[Data entries]
______________________________

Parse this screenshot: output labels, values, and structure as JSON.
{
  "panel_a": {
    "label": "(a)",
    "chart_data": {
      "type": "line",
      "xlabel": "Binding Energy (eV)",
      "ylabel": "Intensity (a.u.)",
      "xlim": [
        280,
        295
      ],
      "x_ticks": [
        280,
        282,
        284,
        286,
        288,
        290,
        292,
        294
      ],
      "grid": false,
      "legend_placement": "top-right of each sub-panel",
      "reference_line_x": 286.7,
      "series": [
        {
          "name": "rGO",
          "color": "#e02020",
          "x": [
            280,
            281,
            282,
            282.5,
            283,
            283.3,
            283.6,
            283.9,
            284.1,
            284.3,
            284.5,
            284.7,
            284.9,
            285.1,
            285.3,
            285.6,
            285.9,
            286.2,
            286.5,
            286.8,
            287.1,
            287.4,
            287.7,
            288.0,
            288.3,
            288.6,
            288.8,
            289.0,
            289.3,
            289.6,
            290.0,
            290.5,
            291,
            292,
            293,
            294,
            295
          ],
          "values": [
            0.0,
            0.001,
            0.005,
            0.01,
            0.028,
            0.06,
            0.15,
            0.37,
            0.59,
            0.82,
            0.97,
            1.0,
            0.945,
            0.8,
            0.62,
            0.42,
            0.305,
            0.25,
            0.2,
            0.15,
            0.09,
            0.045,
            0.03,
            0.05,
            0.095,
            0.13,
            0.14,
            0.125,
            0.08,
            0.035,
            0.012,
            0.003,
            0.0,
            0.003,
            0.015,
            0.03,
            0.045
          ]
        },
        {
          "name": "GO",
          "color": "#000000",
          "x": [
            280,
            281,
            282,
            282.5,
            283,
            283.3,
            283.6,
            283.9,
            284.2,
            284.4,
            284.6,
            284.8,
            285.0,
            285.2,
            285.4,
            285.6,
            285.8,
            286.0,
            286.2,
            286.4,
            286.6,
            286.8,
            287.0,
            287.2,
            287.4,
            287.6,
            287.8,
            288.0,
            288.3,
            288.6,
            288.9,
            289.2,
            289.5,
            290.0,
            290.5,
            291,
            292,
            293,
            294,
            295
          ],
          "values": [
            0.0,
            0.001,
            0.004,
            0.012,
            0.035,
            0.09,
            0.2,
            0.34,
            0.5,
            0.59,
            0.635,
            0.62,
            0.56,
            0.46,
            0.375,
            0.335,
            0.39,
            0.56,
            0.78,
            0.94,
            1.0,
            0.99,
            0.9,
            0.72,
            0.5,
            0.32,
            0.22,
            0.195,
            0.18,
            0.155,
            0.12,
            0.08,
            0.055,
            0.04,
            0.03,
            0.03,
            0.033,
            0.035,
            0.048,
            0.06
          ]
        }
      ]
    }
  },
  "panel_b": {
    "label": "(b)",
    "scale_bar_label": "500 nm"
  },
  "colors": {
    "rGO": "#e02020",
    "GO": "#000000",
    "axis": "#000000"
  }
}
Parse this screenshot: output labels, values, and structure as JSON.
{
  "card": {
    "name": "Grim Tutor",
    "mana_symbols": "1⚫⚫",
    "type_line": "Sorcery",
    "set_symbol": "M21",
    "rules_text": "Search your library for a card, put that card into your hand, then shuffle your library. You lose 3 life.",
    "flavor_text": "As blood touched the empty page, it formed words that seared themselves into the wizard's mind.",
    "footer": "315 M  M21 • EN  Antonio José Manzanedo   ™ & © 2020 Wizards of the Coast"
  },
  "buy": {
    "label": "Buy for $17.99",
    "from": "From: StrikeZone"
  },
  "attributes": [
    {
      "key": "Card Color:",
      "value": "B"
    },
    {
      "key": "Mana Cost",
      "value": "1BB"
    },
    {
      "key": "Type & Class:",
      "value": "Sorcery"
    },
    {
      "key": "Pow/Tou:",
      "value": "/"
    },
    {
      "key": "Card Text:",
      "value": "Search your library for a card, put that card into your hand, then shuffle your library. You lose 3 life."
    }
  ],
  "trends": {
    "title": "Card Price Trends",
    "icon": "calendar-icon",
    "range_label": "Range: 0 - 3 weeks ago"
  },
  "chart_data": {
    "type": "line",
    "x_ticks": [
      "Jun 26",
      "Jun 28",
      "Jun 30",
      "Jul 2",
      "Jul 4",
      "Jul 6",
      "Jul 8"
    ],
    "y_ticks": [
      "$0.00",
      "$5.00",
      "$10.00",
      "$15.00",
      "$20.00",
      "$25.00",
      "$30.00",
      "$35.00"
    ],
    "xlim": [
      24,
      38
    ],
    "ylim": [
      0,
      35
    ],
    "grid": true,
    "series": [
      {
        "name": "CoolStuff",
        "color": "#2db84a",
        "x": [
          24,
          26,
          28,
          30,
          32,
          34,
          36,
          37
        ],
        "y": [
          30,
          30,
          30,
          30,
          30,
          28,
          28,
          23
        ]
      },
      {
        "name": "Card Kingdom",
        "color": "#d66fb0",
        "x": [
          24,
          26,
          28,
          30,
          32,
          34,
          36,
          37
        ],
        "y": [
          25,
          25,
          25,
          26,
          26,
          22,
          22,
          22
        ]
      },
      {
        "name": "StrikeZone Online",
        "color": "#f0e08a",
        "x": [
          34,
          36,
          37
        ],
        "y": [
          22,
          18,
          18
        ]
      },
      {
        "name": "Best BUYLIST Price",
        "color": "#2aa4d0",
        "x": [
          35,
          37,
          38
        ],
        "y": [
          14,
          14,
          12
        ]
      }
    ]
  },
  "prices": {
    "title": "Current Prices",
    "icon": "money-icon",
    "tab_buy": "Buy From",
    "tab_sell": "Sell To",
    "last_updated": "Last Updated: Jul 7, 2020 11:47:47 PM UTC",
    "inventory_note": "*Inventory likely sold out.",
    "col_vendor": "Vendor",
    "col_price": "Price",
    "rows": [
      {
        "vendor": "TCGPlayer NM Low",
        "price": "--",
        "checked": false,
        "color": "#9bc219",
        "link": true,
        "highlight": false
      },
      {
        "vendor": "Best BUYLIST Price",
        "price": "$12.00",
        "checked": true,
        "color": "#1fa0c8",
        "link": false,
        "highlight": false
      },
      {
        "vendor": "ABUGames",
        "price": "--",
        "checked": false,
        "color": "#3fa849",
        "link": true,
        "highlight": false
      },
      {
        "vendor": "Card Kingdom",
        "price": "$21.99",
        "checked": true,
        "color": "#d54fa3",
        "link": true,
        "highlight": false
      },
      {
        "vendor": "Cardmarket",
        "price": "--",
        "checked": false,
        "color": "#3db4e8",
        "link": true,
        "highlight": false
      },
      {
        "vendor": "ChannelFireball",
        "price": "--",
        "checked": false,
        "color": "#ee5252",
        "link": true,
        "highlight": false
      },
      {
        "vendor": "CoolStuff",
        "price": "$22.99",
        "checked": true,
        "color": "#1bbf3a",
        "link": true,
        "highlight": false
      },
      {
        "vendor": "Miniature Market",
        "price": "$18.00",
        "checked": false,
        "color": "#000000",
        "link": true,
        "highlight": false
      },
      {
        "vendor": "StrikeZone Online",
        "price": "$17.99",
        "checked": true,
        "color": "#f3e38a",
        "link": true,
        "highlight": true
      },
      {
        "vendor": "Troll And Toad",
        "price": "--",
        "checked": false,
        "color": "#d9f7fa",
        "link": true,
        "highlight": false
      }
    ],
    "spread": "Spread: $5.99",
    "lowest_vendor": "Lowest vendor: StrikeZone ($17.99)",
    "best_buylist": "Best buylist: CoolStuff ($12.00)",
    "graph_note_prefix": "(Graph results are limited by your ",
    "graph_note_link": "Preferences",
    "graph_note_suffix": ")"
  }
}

______________________________

OBJECTIVE: List the lines of the material in which the word "life" occurs.

SOLUTION BELOW:
    "rules_text": "Search your library for a card, put that card into your hand, then shuffle your library. You lose 3 life.",
      "value": "Search your library for a card, put that card into your hand, then shuffle your library. You lose 3 life."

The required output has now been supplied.